Work to be completed =
List each line in the records below that contains the string "price".

━━━━━━━━━━

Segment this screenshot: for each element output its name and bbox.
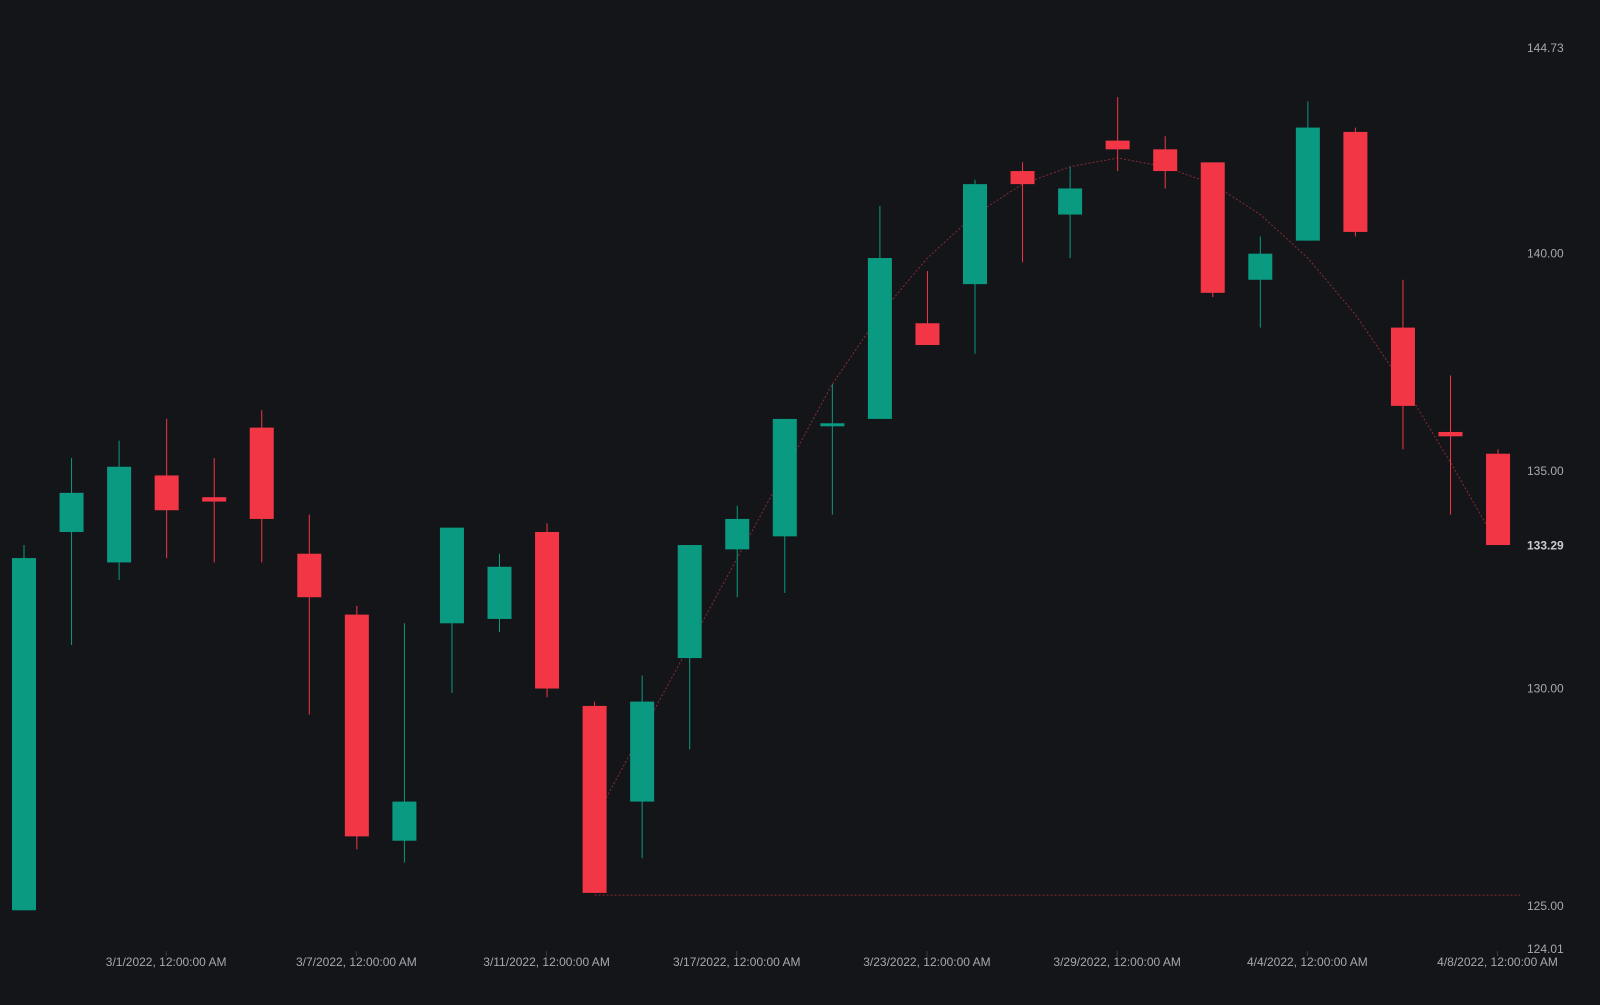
candle-body [344,614,369,837]
candle-body [915,323,940,345]
candle-body [1105,140,1130,150]
candle [772,418,797,593]
candle-body [725,518,750,550]
price-tick-label: 130.00 [1527,682,1564,696]
candle [1153,136,1178,189]
candle [107,440,132,580]
candle-body [1058,188,1083,215]
candle [12,545,36,911]
candle-body [1010,171,1035,185]
candle [1390,279,1415,450]
candle [154,418,179,559]
candle [1105,97,1130,172]
candle-body [535,531,560,689]
time-tick-label: 3/1/2022, 12:00:00 AM [106,955,227,969]
candle-body [1200,162,1225,293]
candle-body [154,475,179,511]
candle [1438,375,1463,515]
candle-body [1343,131,1368,232]
candle [487,553,512,632]
candle-body [630,701,655,802]
candle [867,205,892,419]
candle-body [1438,431,1463,437]
candle [439,527,464,693]
candle-body [677,545,702,659]
candle-body [1248,253,1273,280]
candle-body [820,423,845,427]
candle-body [772,418,797,537]
candle-body [1295,127,1320,241]
candle [1248,236,1273,328]
price-axis: 144.73 140.00 135.00 133.29 130.00 125.00 124.… [1527,41,1564,956]
time-axis: 3/1/2022, 12:00:00 AM 3/7/2022, 12:00:00 … [106,951,1558,969]
price-tick-label: 144.73 [1527,41,1564,55]
candle-body [487,566,512,619]
candle [59,458,84,646]
candle-body [12,558,36,911]
candle-body [582,705,607,893]
candle [392,623,417,863]
time-tick-label: 4/4/2022, 12:00:00 AM [1247,955,1368,969]
candle [1200,162,1225,298]
time-tick-label: 3/29/2022, 12:00:00 AM [1053,955,1180,969]
candle-body [392,801,417,841]
candle-body [202,497,227,502]
candle [1486,449,1511,546]
candle [725,505,750,598]
candle [963,179,987,354]
candle-body [1390,327,1415,406]
price-tick-label: 125.00 [1527,899,1564,913]
time-tick-label: 3/7/2022, 12:00:00 AM [296,955,417,969]
candle [1058,166,1083,259]
price-tick-label: 135.00 [1527,464,1564,478]
price-tick-label: 124.01 [1527,942,1564,956]
candle [1343,127,1368,237]
candle [202,458,227,563]
time-tick-label: 4/8/2022, 12:00:00 AM [1437,955,1558,969]
candle [820,384,845,515]
candle-body [297,553,322,598]
candle-body [963,184,987,285]
time-tick-label: 3/17/2022, 12:00:00 AM [673,955,800,969]
candle-body [867,258,892,419]
candle [344,605,369,850]
candle [630,675,655,859]
time-tick-label: 3/23/2022, 12:00:00 AM [863,955,990,969]
candle [535,523,560,698]
candle [915,271,940,345]
candles [12,97,1511,911]
last-price-label: 133.29 [1527,538,1564,552]
candle [1010,162,1035,263]
candle-body [59,492,84,532]
candle [297,514,322,715]
candle-body [439,527,464,624]
candle-body [107,466,132,563]
candle-body [1486,453,1511,546]
candle-body [1153,149,1178,172]
time-tick-label: 3/11/2022, 12:00:00 AM [483,955,610,969]
candle [677,545,702,750]
candle [582,701,607,893]
price-tick-label: 140.00 [1527,247,1564,261]
candle [249,410,274,563]
candle-body [249,427,274,519]
candle [1295,101,1320,241]
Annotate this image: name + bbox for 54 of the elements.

━━━━━━━━━━

Correct response =
price-tick-label: 130.00 [1527,682,1564,696]
price-axis: 144.73 140.00 135.00 133.29 130.00 125.00 124.… [1527,41,1564,956]
price-tick-label: 144.73 [1527,41,1564,55]
price-tick-label: 125.00 [1527,899,1564,913]
price-tick-label: 135.00 [1527,464,1564,478]
price-tick-label: 124.01 [1527,942,1564,956]
last-price-label: 133.29 [1527,538,1564,552]
price-tick-label: 140.00 [1527,247,1564,261]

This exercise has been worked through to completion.